▸ TASK REQUIREMENTS
Locate the string "Gebiet" in the records below. Copy every line where it occurs.

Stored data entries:
···

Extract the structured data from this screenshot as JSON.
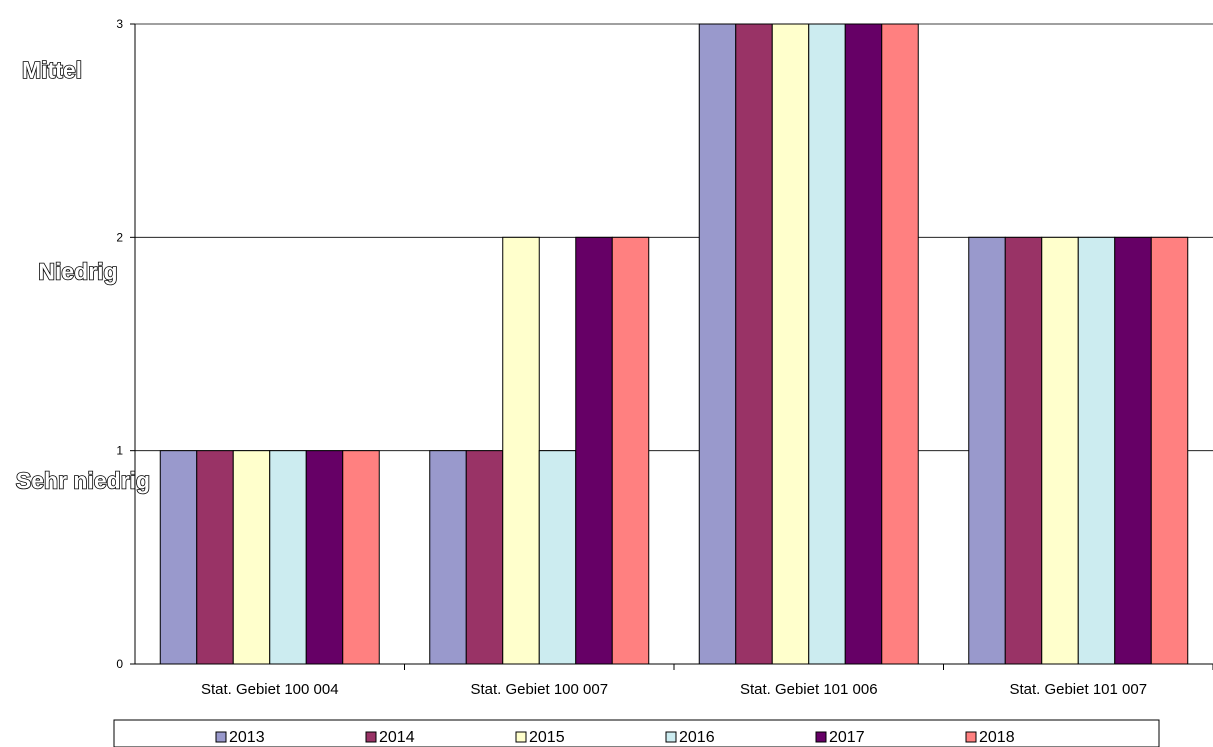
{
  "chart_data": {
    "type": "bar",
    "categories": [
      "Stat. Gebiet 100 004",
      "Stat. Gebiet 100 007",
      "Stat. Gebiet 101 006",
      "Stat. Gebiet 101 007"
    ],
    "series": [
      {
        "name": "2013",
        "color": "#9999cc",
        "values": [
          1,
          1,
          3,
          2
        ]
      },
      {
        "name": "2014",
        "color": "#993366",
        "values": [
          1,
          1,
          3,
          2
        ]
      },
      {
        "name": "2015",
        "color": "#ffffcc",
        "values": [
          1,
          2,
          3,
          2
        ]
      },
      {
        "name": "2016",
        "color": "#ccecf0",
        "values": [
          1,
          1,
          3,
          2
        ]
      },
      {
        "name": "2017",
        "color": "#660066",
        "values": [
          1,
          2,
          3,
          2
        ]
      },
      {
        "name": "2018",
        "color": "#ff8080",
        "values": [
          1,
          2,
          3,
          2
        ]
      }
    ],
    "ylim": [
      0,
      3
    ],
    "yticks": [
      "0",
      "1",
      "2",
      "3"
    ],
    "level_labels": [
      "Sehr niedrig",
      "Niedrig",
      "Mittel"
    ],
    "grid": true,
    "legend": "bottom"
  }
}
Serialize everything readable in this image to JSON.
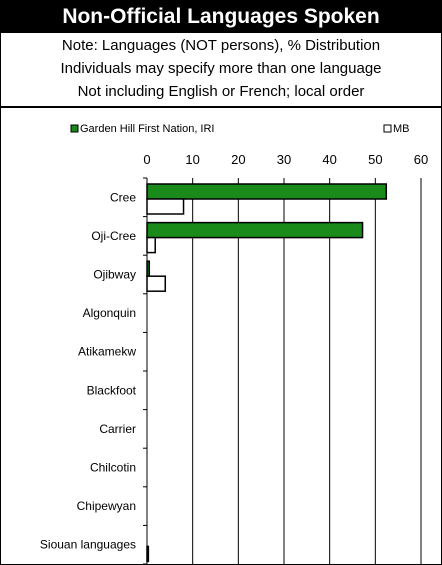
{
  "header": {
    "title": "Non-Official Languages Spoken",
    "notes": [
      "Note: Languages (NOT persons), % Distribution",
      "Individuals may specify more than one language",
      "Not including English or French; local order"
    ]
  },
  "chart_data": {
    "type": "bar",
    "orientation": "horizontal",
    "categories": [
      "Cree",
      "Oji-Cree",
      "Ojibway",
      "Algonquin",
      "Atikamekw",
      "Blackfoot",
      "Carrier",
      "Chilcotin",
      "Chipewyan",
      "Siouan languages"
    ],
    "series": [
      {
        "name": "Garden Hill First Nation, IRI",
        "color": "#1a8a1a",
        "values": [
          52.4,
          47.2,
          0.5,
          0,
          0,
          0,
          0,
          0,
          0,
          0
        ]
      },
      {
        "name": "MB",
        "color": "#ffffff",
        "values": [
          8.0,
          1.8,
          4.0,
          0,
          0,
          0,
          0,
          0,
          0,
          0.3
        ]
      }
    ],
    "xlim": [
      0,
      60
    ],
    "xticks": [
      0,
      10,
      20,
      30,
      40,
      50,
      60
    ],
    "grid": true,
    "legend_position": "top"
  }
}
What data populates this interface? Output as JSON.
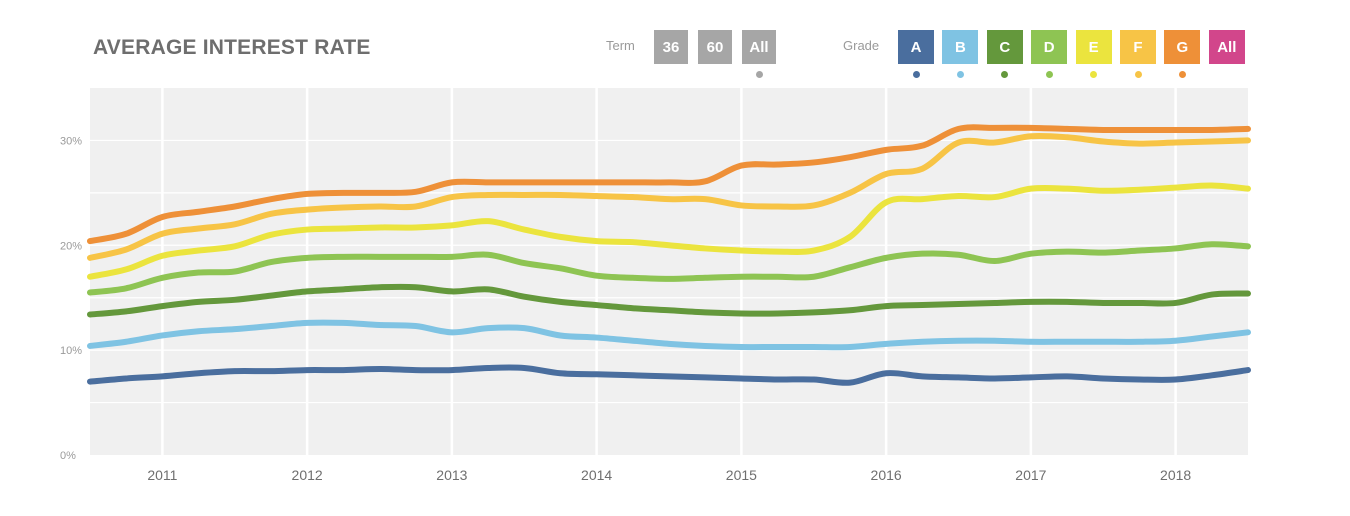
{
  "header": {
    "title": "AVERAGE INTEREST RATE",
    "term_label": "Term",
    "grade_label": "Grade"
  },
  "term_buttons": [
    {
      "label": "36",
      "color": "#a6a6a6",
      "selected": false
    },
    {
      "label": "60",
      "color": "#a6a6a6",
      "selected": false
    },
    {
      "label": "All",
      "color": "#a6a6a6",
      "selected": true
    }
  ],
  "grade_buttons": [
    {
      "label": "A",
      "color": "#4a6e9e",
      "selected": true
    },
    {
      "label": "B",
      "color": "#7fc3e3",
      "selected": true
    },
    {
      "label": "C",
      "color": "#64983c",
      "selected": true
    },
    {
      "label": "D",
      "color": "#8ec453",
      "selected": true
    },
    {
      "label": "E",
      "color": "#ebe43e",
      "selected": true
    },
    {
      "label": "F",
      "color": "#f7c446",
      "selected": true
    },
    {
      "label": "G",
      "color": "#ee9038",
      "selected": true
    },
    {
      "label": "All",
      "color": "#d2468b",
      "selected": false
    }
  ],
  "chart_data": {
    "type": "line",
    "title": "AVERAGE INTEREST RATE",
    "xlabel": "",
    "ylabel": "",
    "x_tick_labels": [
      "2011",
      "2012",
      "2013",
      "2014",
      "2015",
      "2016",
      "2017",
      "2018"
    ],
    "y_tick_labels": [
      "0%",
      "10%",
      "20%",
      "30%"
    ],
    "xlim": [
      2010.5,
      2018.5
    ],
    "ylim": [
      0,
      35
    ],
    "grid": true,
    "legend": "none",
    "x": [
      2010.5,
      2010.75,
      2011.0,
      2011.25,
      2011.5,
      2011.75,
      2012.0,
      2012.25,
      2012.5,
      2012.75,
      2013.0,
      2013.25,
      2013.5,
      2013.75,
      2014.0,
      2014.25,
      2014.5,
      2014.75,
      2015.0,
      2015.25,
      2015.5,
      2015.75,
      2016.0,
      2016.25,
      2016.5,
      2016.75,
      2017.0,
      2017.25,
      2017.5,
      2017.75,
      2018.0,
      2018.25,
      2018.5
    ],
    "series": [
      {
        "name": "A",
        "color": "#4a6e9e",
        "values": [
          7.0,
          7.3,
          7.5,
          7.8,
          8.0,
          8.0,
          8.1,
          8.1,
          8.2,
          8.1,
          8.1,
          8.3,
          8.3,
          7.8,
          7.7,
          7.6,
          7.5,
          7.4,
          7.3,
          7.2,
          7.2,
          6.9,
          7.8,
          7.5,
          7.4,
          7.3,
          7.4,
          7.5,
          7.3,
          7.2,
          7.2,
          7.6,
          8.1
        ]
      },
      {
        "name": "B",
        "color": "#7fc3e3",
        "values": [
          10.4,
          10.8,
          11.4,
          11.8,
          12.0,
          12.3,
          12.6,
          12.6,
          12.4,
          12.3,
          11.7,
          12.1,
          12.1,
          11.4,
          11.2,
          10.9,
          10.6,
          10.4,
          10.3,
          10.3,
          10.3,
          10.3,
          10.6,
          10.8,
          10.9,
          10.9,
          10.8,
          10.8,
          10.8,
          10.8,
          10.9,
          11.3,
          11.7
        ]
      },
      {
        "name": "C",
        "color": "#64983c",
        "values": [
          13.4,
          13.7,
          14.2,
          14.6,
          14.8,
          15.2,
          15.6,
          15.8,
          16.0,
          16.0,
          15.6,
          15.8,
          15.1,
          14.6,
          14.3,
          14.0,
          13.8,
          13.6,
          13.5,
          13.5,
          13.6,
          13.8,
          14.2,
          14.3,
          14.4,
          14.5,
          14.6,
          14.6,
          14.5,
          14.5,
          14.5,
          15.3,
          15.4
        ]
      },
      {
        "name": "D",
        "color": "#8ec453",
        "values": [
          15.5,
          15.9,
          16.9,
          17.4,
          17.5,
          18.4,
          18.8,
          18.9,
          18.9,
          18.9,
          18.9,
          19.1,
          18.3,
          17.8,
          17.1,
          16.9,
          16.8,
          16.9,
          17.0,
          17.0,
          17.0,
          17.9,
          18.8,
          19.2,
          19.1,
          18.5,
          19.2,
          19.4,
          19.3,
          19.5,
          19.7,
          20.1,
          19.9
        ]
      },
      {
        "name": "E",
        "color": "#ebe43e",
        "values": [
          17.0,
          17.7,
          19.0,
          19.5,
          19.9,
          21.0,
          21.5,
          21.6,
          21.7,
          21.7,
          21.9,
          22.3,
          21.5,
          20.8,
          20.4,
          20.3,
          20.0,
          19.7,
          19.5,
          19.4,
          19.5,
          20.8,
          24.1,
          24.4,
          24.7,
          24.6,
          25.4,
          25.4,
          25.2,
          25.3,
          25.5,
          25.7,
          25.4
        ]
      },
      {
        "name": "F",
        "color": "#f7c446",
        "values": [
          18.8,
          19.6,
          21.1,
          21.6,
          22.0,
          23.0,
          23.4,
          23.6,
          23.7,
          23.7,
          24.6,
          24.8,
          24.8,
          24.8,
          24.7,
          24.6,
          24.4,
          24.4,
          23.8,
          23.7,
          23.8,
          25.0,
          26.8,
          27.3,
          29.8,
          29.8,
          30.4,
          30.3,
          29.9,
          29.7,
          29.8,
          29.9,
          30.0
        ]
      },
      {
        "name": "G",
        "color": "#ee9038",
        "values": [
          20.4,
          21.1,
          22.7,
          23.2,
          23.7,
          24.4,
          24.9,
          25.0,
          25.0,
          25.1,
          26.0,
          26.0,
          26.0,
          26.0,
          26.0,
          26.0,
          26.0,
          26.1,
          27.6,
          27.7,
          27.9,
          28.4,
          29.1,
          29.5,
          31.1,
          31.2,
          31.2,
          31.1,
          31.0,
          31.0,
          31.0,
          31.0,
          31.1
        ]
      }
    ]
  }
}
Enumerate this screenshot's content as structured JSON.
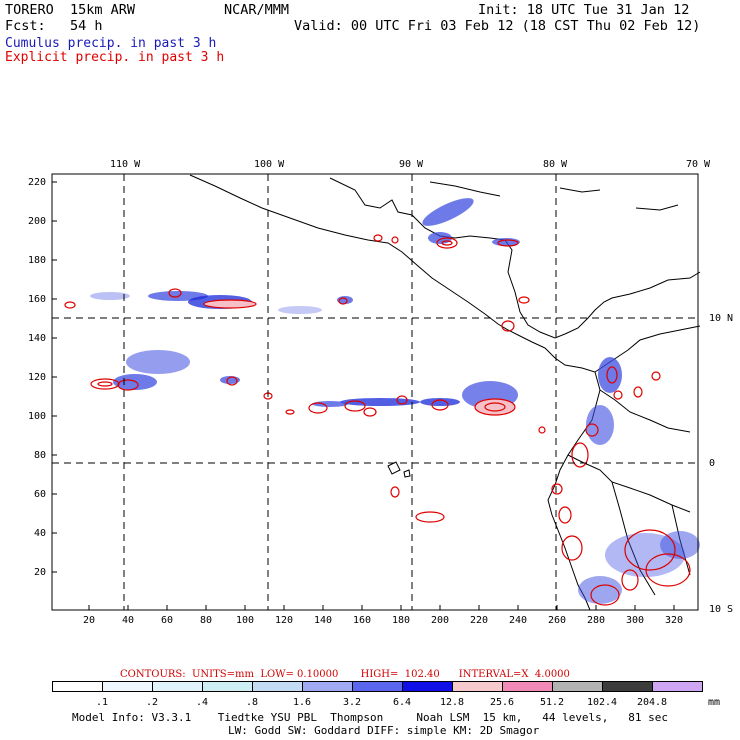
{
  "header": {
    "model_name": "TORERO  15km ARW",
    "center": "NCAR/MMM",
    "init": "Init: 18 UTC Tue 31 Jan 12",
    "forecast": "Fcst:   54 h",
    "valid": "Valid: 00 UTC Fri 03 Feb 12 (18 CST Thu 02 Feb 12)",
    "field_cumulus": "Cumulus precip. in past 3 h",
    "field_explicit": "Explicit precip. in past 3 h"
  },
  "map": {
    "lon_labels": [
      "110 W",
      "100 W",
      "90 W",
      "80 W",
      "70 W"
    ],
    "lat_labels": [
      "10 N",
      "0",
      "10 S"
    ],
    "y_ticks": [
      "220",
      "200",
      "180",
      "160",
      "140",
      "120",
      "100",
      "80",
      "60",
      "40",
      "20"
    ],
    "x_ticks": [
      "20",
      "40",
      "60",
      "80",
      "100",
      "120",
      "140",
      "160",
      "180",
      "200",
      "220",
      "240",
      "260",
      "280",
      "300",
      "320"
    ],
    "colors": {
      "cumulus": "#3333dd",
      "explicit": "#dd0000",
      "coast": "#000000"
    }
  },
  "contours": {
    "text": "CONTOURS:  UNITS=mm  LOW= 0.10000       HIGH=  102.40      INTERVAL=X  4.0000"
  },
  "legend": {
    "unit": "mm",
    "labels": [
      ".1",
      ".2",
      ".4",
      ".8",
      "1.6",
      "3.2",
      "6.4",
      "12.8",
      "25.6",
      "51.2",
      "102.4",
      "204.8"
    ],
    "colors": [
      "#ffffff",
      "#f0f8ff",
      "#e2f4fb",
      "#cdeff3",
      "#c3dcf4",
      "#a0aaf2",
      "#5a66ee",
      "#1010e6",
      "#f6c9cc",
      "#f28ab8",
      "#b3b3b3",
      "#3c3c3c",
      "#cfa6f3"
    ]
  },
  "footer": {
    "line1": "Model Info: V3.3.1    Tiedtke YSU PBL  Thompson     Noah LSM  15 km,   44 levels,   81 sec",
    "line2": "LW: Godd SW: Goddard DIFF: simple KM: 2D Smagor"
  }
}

···

▸ FINISHED ANSWER
      "Stat. Gebiet 100 004",
      "Stat. Gebiet 100 007",
      "Stat. Gebiet 101 006",
      "Stat. Gebiet 101 007"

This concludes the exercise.